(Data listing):

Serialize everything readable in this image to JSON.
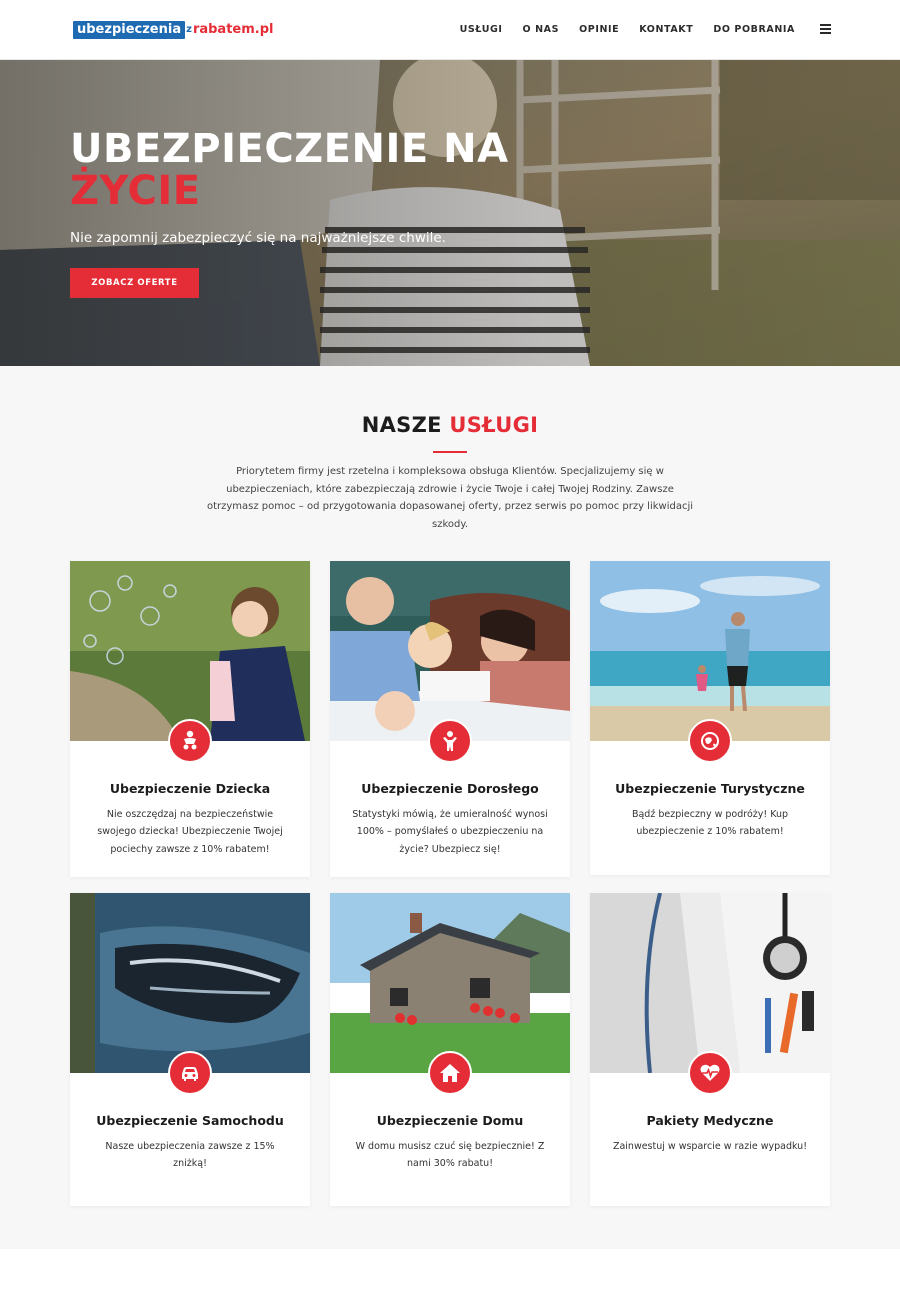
{
  "logo": {
    "part1": "ubezpieczenia",
    "part2": "z",
    "part3": "rabatem.pl"
  },
  "nav": {
    "items": [
      {
        "label": "USŁUGI"
      },
      {
        "label": "O NAS"
      },
      {
        "label": "OPINIE"
      },
      {
        "label": "KONTAKT"
      },
      {
        "label": "DO POBRANIA"
      }
    ],
    "menu_icon": "hamburger-icon"
  },
  "hero": {
    "title_line1": "UBEZPIECZENIE NA",
    "title_line2": "ŻYCIE",
    "subtitle": "Nie zapomnij zabezpieczyć się na najważniejsze chwile.",
    "button": "ZOBACZ OFERTE"
  },
  "services": {
    "title_part1": "NASZE",
    "title_part2": "USŁUGI",
    "description": "Priorytetem firmy jest rzetelna i kompleksowa obsługa Klientów. Specjalizujemy się w ubezpieczeniach, które zabezpieczają zdrowie i życie Twoje i całej Twojej Rodziny. Zawsze otrzymasz pomoc – od przygotowania dopasowanej oferty, przez serwis po pomoc przy likwidacji szkody.",
    "cards": [
      {
        "title": "Ubezpieczenie Dziecka",
        "text": "Nie oszczędzaj na bezpieczeństwie swojego dziecka! Ubezpieczenie Twojej pociechy zawsze z 10% rabatem!",
        "icon": "baby-icon"
      },
      {
        "title": "Ubezpieczenie Dorosłego",
        "text": "Statystyki mówią, że umieralność wynosi 100% – pomyślałeś o ubezpieczeniu na życie? Ubezpiecz się!",
        "icon": "person-icon"
      },
      {
        "title": "Ubezpieczenie Turystyczne",
        "text": "Bądź bezpieczny w podróży! Kup ubezpieczenie z 10% rabatem!",
        "icon": "globe-icon"
      },
      {
        "title": "Ubezpieczenie Samochodu",
        "text": "Nasze ubezpieczenia zawsze z 15% zniżką!",
        "icon": "car-icon"
      },
      {
        "title": "Ubezpieczenie Domu",
        "text": "W domu musisz czuć się bezpiecznie! Z nami 30% rabatu!",
        "icon": "house-icon"
      },
      {
        "title": "Pakiety Medyczne",
        "text": "Zainwestuj w wsparcie w razie wypadku!",
        "icon": "heartbeat-icon"
      }
    ]
  },
  "colors": {
    "accent": "#e42d36",
    "logo_blue": "#1f6bb3",
    "text_dark": "#1c1c1c"
  }
}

(WRITTEN REQUEST): Repeat the preceding records precisely, and leave every picture out of the copy.

(FULL ANSWER):
Serialize everything readable in this image to JSON.
{
  "logo": {
    "part1": "ubezpieczenia",
    "part2": "z",
    "part3": "rabatem.pl"
  },
  "nav": {
    "items": [
      {
        "label": "USŁUGI"
      },
      {
        "label": "O NAS"
      },
      {
        "label": "OPINIE"
      },
      {
        "label": "KONTAKT"
      },
      {
        "label": "DO POBRANIA"
      }
    ],
    "menu_icon": "hamburger-icon"
  },
  "hero": {
    "title_line1": "UBEZPIECZENIE NA",
    "title_line2": "ŻYCIE",
    "subtitle": "Nie zapomnij zabezpieczyć się na najważniejsze chwile.",
    "button": "ZOBACZ OFERTE"
  },
  "services": {
    "title_part1": "NASZE",
    "title_part2": "USŁUGI",
    "description": "Priorytetem firmy jest rzetelna i kompleksowa obsługa Klientów. Specjalizujemy się w ubezpieczeniach, które zabezpieczają zdrowie i życie Twoje i całej Twojej Rodziny. Zawsze otrzymasz pomoc – od przygotowania dopasowanej oferty, przez serwis po pomoc przy likwidacji szkody.",
    "cards": [
      {
        "title": "Ubezpieczenie Dziecka",
        "text": "Nie oszczędzaj na bezpieczeństwie swojego dziecka! Ubezpieczenie Twojej pociechy zawsze z 10% rabatem!",
        "icon": "baby-icon"
      },
      {
        "title": "Ubezpieczenie Dorosłego",
        "text": "Statystyki mówią, że umieralność wynosi 100% – pomyślałeś o ubezpieczeniu na życie? Ubezpiecz się!",
        "icon": "person-icon"
      },
      {
        "title": "Ubezpieczenie Turystyczne",
        "text": "Bądź bezpieczny w podróży! Kup ubezpieczenie z 10% rabatem!",
        "icon": "globe-icon"
      },
      {
        "title": "Ubezpieczenie Samochodu",
        "text": "Nasze ubezpieczenia zawsze z 15% zniżką!",
        "icon": "car-icon"
      },
      {
        "title": "Ubezpieczenie Domu",
        "text": "W domu musisz czuć się bezpiecznie! Z nami 30% rabatu!",
        "icon": "house-icon"
      },
      {
        "title": "Pakiety Medyczne",
        "text": "Zainwestuj w wsparcie w razie wypadku!",
        "icon": "heartbeat-icon"
      }
    ]
  },
  "colors": {
    "accent": "#e42d36",
    "logo_blue": "#1f6bb3",
    "text_dark": "#1c1c1c"
  }
}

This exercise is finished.